- WHAT IS NEEDED -
Each record below should be repeated precisely as written.
-.-.-
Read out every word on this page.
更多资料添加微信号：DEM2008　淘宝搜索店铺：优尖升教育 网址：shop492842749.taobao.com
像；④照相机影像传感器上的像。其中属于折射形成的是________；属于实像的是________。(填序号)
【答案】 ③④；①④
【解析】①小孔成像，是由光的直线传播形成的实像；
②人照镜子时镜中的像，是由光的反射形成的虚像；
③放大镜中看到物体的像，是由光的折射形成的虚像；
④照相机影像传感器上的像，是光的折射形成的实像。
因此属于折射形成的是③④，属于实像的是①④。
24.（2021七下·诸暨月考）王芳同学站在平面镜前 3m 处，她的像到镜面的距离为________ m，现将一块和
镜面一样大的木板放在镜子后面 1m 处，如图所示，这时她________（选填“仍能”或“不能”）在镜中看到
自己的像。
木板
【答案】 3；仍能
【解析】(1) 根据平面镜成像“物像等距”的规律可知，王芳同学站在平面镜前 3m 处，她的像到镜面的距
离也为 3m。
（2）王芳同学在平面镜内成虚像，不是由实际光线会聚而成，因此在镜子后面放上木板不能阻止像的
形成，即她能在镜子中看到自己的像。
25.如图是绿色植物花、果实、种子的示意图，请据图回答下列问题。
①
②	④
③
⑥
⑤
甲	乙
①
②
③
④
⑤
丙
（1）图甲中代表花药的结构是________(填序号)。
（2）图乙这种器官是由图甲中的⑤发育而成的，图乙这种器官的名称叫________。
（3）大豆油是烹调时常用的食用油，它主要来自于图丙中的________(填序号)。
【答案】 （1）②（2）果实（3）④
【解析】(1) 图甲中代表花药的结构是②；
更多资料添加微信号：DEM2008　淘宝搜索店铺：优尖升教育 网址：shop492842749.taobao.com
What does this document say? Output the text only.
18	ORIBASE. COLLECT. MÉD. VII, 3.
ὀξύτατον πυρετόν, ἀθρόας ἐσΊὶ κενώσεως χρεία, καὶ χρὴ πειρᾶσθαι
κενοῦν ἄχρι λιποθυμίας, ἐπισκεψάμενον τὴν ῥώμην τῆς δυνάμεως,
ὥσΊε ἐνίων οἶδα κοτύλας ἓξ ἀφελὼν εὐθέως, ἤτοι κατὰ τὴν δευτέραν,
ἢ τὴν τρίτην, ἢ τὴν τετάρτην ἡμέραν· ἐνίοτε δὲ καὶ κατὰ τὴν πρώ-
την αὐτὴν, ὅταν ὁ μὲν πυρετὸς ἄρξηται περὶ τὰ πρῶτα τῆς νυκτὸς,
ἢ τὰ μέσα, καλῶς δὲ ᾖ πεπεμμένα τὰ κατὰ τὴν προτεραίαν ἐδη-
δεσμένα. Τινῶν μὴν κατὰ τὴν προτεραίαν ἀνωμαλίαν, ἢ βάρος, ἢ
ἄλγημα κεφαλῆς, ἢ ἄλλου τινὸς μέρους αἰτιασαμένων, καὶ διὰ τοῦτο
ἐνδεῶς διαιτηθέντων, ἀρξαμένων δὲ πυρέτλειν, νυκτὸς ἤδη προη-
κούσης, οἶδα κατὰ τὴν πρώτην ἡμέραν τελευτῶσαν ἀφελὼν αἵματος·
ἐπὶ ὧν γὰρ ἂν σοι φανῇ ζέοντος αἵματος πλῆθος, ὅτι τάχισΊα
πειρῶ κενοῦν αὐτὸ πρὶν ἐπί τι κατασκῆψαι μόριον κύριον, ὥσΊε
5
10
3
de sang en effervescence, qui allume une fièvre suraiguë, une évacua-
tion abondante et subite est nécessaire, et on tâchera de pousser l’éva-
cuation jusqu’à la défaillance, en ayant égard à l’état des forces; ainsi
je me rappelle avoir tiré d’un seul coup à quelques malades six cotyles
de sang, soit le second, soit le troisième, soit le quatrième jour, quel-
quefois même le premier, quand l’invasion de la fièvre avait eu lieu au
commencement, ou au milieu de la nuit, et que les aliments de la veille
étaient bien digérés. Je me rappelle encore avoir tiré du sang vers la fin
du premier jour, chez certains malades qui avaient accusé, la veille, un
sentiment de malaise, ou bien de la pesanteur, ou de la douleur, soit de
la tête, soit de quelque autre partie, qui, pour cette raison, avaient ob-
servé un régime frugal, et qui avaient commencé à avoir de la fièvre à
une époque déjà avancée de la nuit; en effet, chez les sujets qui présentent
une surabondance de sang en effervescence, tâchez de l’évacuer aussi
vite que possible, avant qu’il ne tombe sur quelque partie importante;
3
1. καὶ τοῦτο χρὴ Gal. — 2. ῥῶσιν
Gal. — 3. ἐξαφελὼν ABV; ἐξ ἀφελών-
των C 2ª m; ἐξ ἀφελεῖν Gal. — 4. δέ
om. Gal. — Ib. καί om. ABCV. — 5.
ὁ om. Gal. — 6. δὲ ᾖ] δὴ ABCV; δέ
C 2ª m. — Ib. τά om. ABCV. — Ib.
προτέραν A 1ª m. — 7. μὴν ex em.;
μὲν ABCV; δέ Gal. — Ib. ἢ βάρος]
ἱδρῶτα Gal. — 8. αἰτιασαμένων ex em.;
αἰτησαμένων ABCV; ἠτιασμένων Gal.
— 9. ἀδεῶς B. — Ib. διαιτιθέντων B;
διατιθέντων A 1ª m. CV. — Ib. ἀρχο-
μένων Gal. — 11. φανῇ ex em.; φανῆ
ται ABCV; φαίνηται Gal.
-.-.-
- ANSWER TO THIS PROBLEM -
Read out every word on this page.
更多资料添加微信号：DEM2008　淘宝搜索店铺：优尖升教育 网址：shop492842749.taobao.com
像；④照相机影像传感器上的像。其中属于折射形成的是________；属于实像的是________。(填序号)
【答案】 ③④；①④
【解析】①小孔成像，是由光的直线传播形成的实像；
②人照镜子时镜中的像，是由光的反射形成的虚像；
③放大镜中看到物体的像，是由光的折射形成的虚像；
④照相机影像传感器上的像，是光的折射形成的实像。
因此属于折射形成的是③④，属于实像的是①④。
24.（2021七下·诸暨月考）王芳同学站在平面镜前 3m 处，她的像到镜面的距离为________ m，现将一块和
镜面一样大的木板放在镜子后面 1m 处，如图所示，这时她________（选填“仍能”或“不能”）在镜中看到
自己的像。
木板
【答案】 3；仍能
【解析】(1) 根据平面镜成像“物像等距”的规律可知，王芳同学站在平面镜前 3m 处，她的像到镜面的距
离也为 3m。
（2）王芳同学在平面镜内成虚像，不是由实际光线会聚而成，因此在镜子后面放上木板不能阻止像的
形成，即她能在镜子中看到自己的像。
25.如图是绿色植物花、果实、种子的示意图，请据图回答下列问题。
①
②	④
③
⑥
⑤
甲	乙
①
②
③
④
⑤
丙
（1）图甲中代表花药的结构是________(填序号)。
（2）图乙这种器官是由图甲中的⑤发育而成的，图乙这种器官的名称叫________。
（3）大豆油是烹调时常用的食用油，它主要来自于图丙中的________(填序号)。
【答案】 （1）②（2）果实（3）④
【解析】(1) 图甲中代表花药的结构是②；
更多资料添加微信号：DEM2008　淘宝搜索店铺：优尖升教育 网址：shop492842749.taobao.com
What does this document say? Output the text only.
18	ORIBASE. COLLECT. MÉD. VII, 3.
ὀξύτατον πυρετόν, ἀθρόας ἐσΊὶ κενώσεως χρεία, καὶ χρὴ πειρᾶσθαι
κενοῦν ἄχρι λιποθυμίας, ἐπισκεψάμενον τὴν ῥώμην τῆς δυνάμεως,
ὥσΊε ἐνίων οἶδα κοτύλας ἓξ ἀφελὼν εὐθέως, ἤτοι κατὰ τὴν δευτέραν,
ἢ τὴν τρίτην, ἢ τὴν τετάρτην ἡμέραν· ἐνίοτε δὲ καὶ κατὰ τὴν πρώ-
την αὐτὴν, ὅταν ὁ μὲν πυρετὸς ἄρξηται περὶ τὰ πρῶτα τῆς νυκτὸς,
ἢ τὰ μέσα, καλῶς δὲ ᾖ πεπεμμένα τὰ κατὰ τὴν προτεραίαν ἐδη-
δεσμένα. Τινῶν μὴν κατὰ τὴν προτεραίαν ἀνωμαλίαν, ἢ βάρος, ἢ
ἄλγημα κεφαλῆς, ἢ ἄλλου τινὸς μέρους αἰτιασαμένων, καὶ διὰ τοῦτο
ἐνδεῶς διαιτηθέντων, ἀρξαμένων δὲ πυρέτλειν, νυκτὸς ἤδη προη-
κούσης, οἶδα κατὰ τὴν πρώτην ἡμέραν τελευτῶσαν ἀφελὼν αἵματος·
ἐπὶ ὧν γὰρ ἂν σοι φανῇ ζέοντος αἵματος πλῆθος, ὅτι τάχισΊα
πειρῶ κενοῦν αὐτὸ πρὶν ἐπί τι κατασκῆψαι μόριον κύριον, ὥσΊε
5
10
3
de sang en effervescence, qui allume une fièvre suraiguë, une évacua-
tion abondante et subite est nécessaire, et on tâchera de pousser l’éva-
cuation jusqu’à la défaillance, en ayant égard à l’état des forces; ainsi
je me rappelle avoir tiré d’un seul coup à quelques malades six cotyles
de sang, soit le second, soit le troisième, soit le quatrième jour, quel-
quefois même le premier, quand l’invasion de la fièvre avait eu lieu au
commencement, ou au milieu de la nuit, et que les aliments de la veille
étaient bien digérés. Je me rappelle encore avoir tiré du sang vers la fin
du premier jour, chez certains malades qui avaient accusé, la veille, un
sentiment de malaise, ou bien de la pesanteur, ou de la douleur, soit de
la tête, soit de quelque autre partie, qui, pour cette raison, avaient ob-
servé un régime frugal, et qui avaient commencé à avoir de la fièvre à
une époque déjà avancée de la nuit; en effet, chez les sujets qui présentent
une surabondance de sang en effervescence, tâchez de l’évacuer aussi
vite que possible, avant qu’il ne tombe sur quelque partie importante;
3
1. καὶ τοῦτο χρὴ Gal. — 2. ῥῶσιν
Gal. — 3. ἐξαφελὼν ABV; ἐξ ἀφελών-
των C 2ª m; ἐξ ἀφελεῖν Gal. — 4. δέ
om. Gal. — Ib. καί om. ABCV. — 5.
ὁ om. Gal. — 6. δὲ ᾖ] δὴ ABCV; δέ
C 2ª m. — Ib. τά om. ABCV. — Ib.
προτέραν A 1ª m. — 7. μὴν ex em.;
μὲν ABCV; δέ Gal. — Ib. ἢ βάρος]
ἱδρῶτα Gal. — 8. αἰτιασαμένων ex em.;
αἰτησαμένων ABCV; ἠτιασμένων Gal.
— 9. ἀδεῶς B. — Ib. διαιτιθέντων B;
διατιθέντων A 1ª m. CV. — Ib. ἀρχο-
μένων Gal. — 11. φανῇ ex em.; φανῆ
ται ABCV; φαίνηται Gal.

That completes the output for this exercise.